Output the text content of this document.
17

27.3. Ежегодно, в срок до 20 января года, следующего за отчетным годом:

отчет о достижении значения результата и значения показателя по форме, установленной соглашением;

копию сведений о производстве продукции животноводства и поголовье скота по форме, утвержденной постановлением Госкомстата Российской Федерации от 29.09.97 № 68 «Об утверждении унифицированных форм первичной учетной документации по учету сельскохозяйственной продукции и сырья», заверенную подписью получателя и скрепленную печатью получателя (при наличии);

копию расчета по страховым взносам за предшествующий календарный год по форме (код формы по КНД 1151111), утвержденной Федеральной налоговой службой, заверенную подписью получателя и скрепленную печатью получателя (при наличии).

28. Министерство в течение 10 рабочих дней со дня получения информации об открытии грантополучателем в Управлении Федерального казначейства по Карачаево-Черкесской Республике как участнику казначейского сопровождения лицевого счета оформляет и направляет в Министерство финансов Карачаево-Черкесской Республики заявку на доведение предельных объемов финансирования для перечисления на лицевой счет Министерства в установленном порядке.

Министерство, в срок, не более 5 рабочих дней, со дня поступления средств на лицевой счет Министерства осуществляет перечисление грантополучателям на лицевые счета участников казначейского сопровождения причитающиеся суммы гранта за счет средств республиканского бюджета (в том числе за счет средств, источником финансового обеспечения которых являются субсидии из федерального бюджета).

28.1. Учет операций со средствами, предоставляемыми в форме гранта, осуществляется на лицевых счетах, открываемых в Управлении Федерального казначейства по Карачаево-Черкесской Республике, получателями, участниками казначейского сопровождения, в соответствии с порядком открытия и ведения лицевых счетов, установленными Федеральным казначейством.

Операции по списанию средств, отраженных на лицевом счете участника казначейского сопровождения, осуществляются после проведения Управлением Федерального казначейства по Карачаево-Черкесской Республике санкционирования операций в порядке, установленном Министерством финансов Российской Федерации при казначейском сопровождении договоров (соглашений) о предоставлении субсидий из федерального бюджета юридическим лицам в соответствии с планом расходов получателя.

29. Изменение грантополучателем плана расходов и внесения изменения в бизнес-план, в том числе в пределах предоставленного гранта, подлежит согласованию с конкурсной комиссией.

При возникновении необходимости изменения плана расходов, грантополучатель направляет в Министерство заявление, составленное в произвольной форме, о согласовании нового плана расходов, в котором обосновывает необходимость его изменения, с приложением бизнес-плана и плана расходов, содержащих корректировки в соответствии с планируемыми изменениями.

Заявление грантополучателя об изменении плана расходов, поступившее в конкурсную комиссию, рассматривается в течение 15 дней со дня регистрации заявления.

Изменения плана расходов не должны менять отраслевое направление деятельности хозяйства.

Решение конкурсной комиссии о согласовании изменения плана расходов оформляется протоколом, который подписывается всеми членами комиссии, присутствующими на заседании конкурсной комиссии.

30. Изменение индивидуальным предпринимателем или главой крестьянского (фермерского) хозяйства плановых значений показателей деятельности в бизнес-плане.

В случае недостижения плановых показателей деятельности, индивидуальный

Objective:
Show all lines from the data above in which the word "деятельности" appears.

Solved problem:
Изменения плана расходов не должны менять отраслевое направление деятельности хозяйства.
30. Изменение индивидуальным предпринимателем или главой крестьянского (фермерского) хозяйства плановых значений показателей деятельности в бизнес-плане.
В случае недостижения плановых показателей деятельности, индивидуальный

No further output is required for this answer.